▶ Your task
Gather up every line that includes the string "screenshot".

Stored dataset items
····················
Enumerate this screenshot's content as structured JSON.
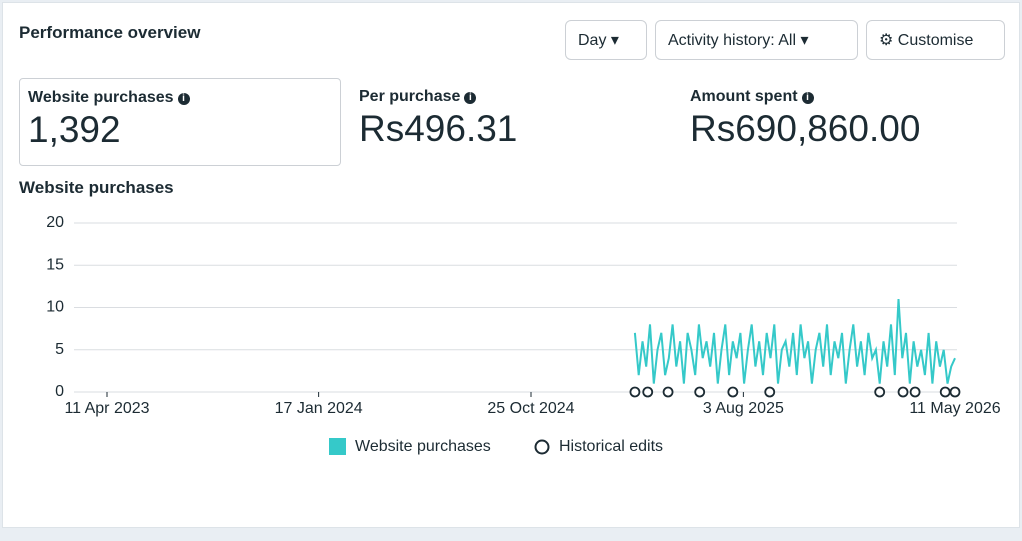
{
  "header": {
    "title": "Performance overview",
    "buttons": [
      "Day",
      "Activity history: All",
      "Customise"
    ]
  },
  "metrics": [
    {
      "label": "Website purchases",
      "value": "1,392"
    },
    {
      "label": "Per purchase",
      "value": "Rs496.31"
    },
    {
      "label": "Amount spent",
      "value": "Rs690,860.00"
    }
  ],
  "chart_data": {
    "type": "line",
    "title": "Website purchases",
    "x": [
      "2025-03-12",
      "2025-03-17",
      "2025-03-22",
      "2025-03-27",
      "2025-04-01",
      "2025-04-06",
      "2025-04-11",
      "2025-04-16",
      "2025-04-21",
      "2025-04-26",
      "2025-05-01",
      "2025-05-06",
      "2025-05-11",
      "2025-05-16",
      "2025-05-21",
      "2025-05-26",
      "2025-05-31",
      "2025-06-05",
      "2025-06-10",
      "2025-06-15",
      "2025-06-20",
      "2025-06-25",
      "2025-06-30",
      "2025-07-05",
      "2025-07-10",
      "2025-07-15",
      "2025-07-20",
      "2025-07-25",
      "2025-07-30",
      "2025-08-04",
      "2025-08-09",
      "2025-08-14",
      "2025-08-19",
      "2025-08-24",
      "2025-08-29",
      "2025-09-03",
      "2025-09-08",
      "2025-09-13",
      "2025-09-18",
      "2025-09-23",
      "2025-09-28",
      "2025-10-03",
      "2025-10-08",
      "2025-10-13",
      "2025-10-18",
      "2025-10-23",
      "2025-10-28",
      "2025-11-02",
      "2025-11-07",
      "2025-11-12",
      "2025-11-17",
      "2025-11-22",
      "2025-11-27",
      "2025-12-02",
      "2025-12-07",
      "2025-12-12",
      "2025-12-17",
      "2025-12-22",
      "2025-12-27",
      "2026-01-01",
      "2026-01-06",
      "2026-01-11",
      "2026-01-16",
      "2026-01-21",
      "2026-01-26",
      "2026-01-31",
      "2026-02-05",
      "2026-02-10",
      "2026-02-15",
      "2026-02-20",
      "2026-02-25",
      "2026-03-02",
      "2026-03-07",
      "2026-03-12",
      "2026-03-17",
      "2026-03-22",
      "2026-03-27",
      "2026-04-01",
      "2026-04-06",
      "2026-04-11",
      "2026-04-16",
      "2026-04-21",
      "2026-04-26",
      "2026-05-01",
      "2026-05-06",
      "2026-05-11"
    ],
    "series": [
      {
        "name": "Website purchases",
        "color": "#35c9c9",
        "values": [
          7,
          2,
          6,
          3,
          8,
          1,
          5,
          7,
          2,
          4,
          8,
          3,
          6,
          1,
          7,
          5,
          2,
          8,
          4,
          6,
          3,
          7,
          1,
          5,
          8,
          2,
          6,
          4,
          7,
          1,
          5,
          8,
          3,
          6,
          2,
          7,
          4,
          8,
          1,
          5,
          6,
          3,
          7,
          2,
          8,
          4,
          6,
          1,
          5,
          7,
          3,
          8,
          2,
          6,
          4,
          7,
          1,
          5,
          8,
          3,
          6,
          2,
          7,
          4,
          5,
          1,
          6,
          3,
          8,
          2,
          11,
          4,
          7,
          1,
          6,
          3,
          5,
          2,
          7,
          1,
          6,
          3,
          5,
          1,
          3,
          4
        ]
      }
    ],
    "edits": {
      "name": "Historical edits",
      "x": [
        "2025-03-12",
        "2025-03-29",
        "2025-04-25",
        "2025-06-06",
        "2025-07-20",
        "2025-09-07",
        "2026-01-31",
        "2026-03-03",
        "2026-03-19",
        "2026-04-28",
        "2026-05-11"
      ]
    },
    "xlim": [
      "2023-04-11",
      "2026-05-11"
    ],
    "xticks": [
      {
        "value": "2023-04-11",
        "label": "11 Apr 2023"
      },
      {
        "value": "2024-01-17",
        "label": "17 Jan 2024"
      },
      {
        "value": "2024-10-25",
        "label": "25 Oct 2024"
      },
      {
        "value": "2025-08-03",
        "label": "3 Aug 2025"
      },
      {
        "value": "2026-05-11",
        "label": "11 May 2026"
      }
    ],
    "ylim": [
      0,
      20
    ],
    "yticks": [
      0,
      5,
      10,
      15,
      20
    ],
    "grid": true
  }
}
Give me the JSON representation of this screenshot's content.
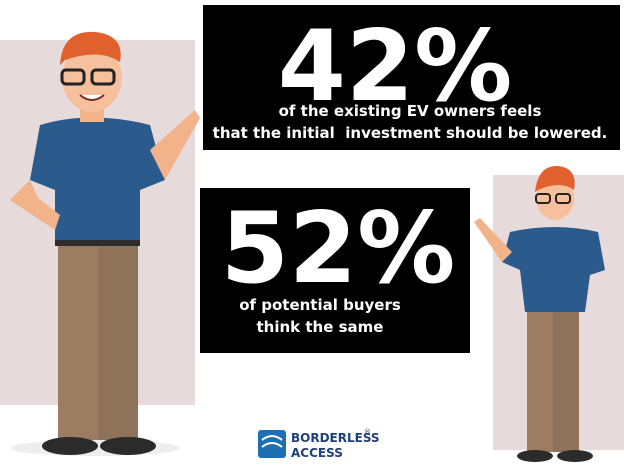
{
  "stats": [
    {
      "value": "42%",
      "lines": [
        "of the existing EV owners feels",
        "that the initial  investment should be lowered."
      ]
    },
    {
      "value": "52%",
      "lines": [
        "of potential buyers",
        "think the same"
      ]
    }
  ],
  "logo": {
    "line1": "BORDERLESS",
    "line2": "ACCESS",
    "mark": "®"
  }
}
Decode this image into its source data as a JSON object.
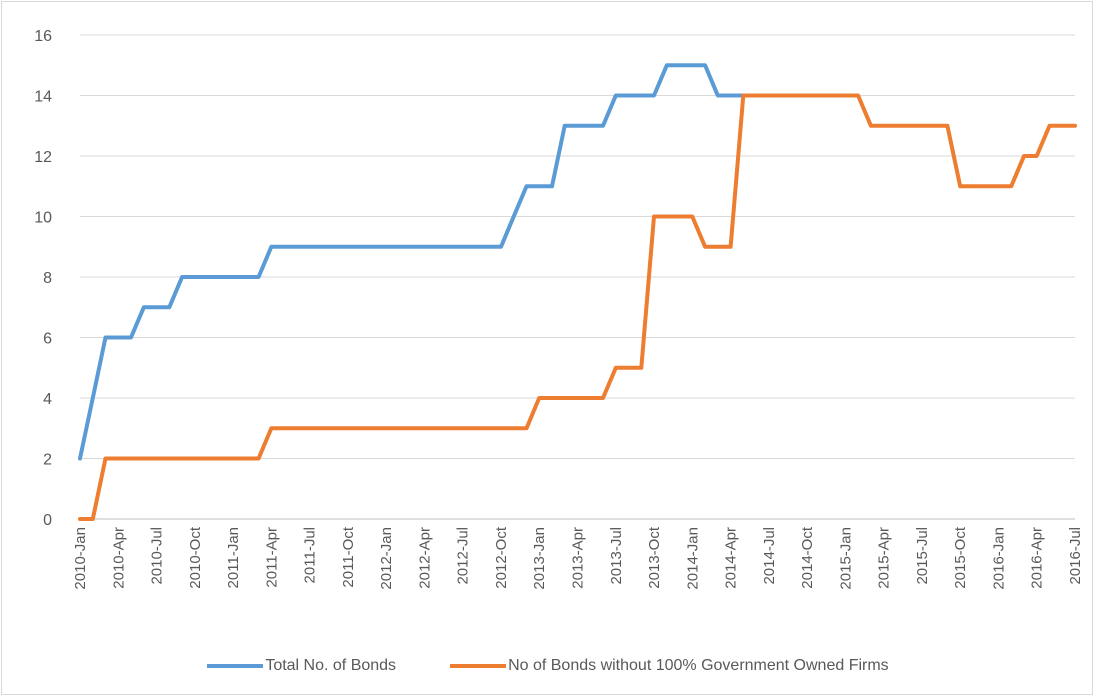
{
  "chart_data": {
    "type": "line",
    "title": "",
    "xlabel": "",
    "ylabel": "",
    "ylim": [
      0,
      16
    ],
    "yticks": [
      0,
      2,
      4,
      6,
      8,
      10,
      12,
      14,
      16
    ],
    "grid": true,
    "legend_position": "bottom",
    "x": [
      "2010-Jan",
      "2010-Feb",
      "2010-Mar",
      "2010-Apr",
      "2010-May",
      "2010-Jun",
      "2010-Jul",
      "2010-Aug",
      "2010-Sep",
      "2010-Oct",
      "2010-Nov",
      "2010-Dec",
      "2011-Jan",
      "2011-Feb",
      "2011-Mar",
      "2011-Apr",
      "2011-May",
      "2011-Jun",
      "2011-Jul",
      "2011-Aug",
      "2011-Sep",
      "2011-Oct",
      "2011-Nov",
      "2011-Dec",
      "2012-Jan",
      "2012-Feb",
      "2012-Mar",
      "2012-Apr",
      "2012-May",
      "2012-Jun",
      "2012-Jul",
      "2012-Aug",
      "2012-Sep",
      "2012-Oct",
      "2012-Nov",
      "2012-Dec",
      "2013-Jan",
      "2013-Feb",
      "2013-Mar",
      "2013-Apr",
      "2013-May",
      "2013-Jun",
      "2013-Jul",
      "2013-Aug",
      "2013-Sep",
      "2013-Oct",
      "2013-Nov",
      "2013-Dec",
      "2014-Jan",
      "2014-Feb",
      "2014-Mar",
      "2014-Apr",
      "2014-May",
      "2014-Jun",
      "2014-Jul",
      "2014-Aug",
      "2014-Sep",
      "2014-Oct",
      "2014-Nov",
      "2014-Dec",
      "2015-Jan",
      "2015-Feb",
      "2015-Mar",
      "2015-Apr",
      "2015-May",
      "2015-Jun",
      "2015-Jul",
      "2015-Aug",
      "2015-Sep",
      "2015-Oct",
      "2015-Nov",
      "2015-Dec",
      "2016-Jan",
      "2016-Feb",
      "2016-Mar",
      "2016-Apr",
      "2016-May",
      "2016-Jun",
      "2016-Jul"
    ],
    "tick_labels": [
      "2010-Jan",
      "2010-Apr",
      "2010-Jul",
      "2010-Oct",
      "2011-Jan",
      "2011-Apr",
      "2011-Jul",
      "2011-Oct",
      "2012-Jan",
      "2012-Apr",
      "2012-Jul",
      "2012-Oct",
      "2013-Jan",
      "2013-Apr",
      "2013-Jul",
      "2013-Oct",
      "2014-Jan",
      "2014-Apr",
      "2014-Jul",
      "2014-Oct",
      "2015-Jan",
      "2015-Apr",
      "2015-Jul",
      "2015-Oct",
      "2016-Jan",
      "2016-Apr",
      "2016-Jul"
    ],
    "series": [
      {
        "name": "Total No. of Bonds",
        "color": "#5b9bd5",
        "values": [
          2,
          4,
          6,
          6,
          6,
          7,
          7,
          7,
          8,
          8,
          8,
          8,
          8,
          8,
          8,
          9,
          9,
          9,
          9,
          9,
          9,
          9,
          9,
          9,
          9,
          9,
          9,
          9,
          9,
          9,
          9,
          9,
          9,
          9,
          10,
          11,
          11,
          11,
          13,
          13,
          13,
          13,
          14,
          14,
          14,
          14,
          15,
          15,
          15,
          15,
          14,
          14,
          14,
          14,
          14,
          null,
          null,
          null,
          null,
          null,
          null,
          null,
          null,
          null,
          null,
          null,
          null,
          null,
          null,
          null,
          null,
          null,
          null,
          null,
          null,
          null,
          null,
          null,
          null
        ]
      },
      {
        "name": "No of Bonds without 100% Government Owned Firms",
        "color": "#ed7d31",
        "values": [
          0,
          0,
          2,
          2,
          2,
          2,
          2,
          2,
          2,
          2,
          2,
          2,
          2,
          2,
          2,
          3,
          3,
          3,
          3,
          3,
          3,
          3,
          3,
          3,
          3,
          3,
          3,
          3,
          3,
          3,
          3,
          3,
          3,
          3,
          3,
          3,
          4,
          4,
          4,
          4,
          4,
          4,
          5,
          5,
          5,
          10,
          10,
          10,
          10,
          9,
          9,
          9,
          14,
          14,
          14,
          14,
          14,
          14,
          14,
          14,
          14,
          14,
          13,
          13,
          13,
          13,
          13,
          13,
          13,
          11,
          11,
          11,
          11,
          11,
          12,
          12,
          13,
          13,
          13
        ]
      }
    ]
  },
  "legend": {
    "series_0": "Total No. of Bonds",
    "series_1": "No of Bonds without 100% Government Owned Firms"
  }
}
····················
▶ Exercise result
Enumerate this screenshot's content as structured JSON.
Give me the JSON representation of this screenshot's content.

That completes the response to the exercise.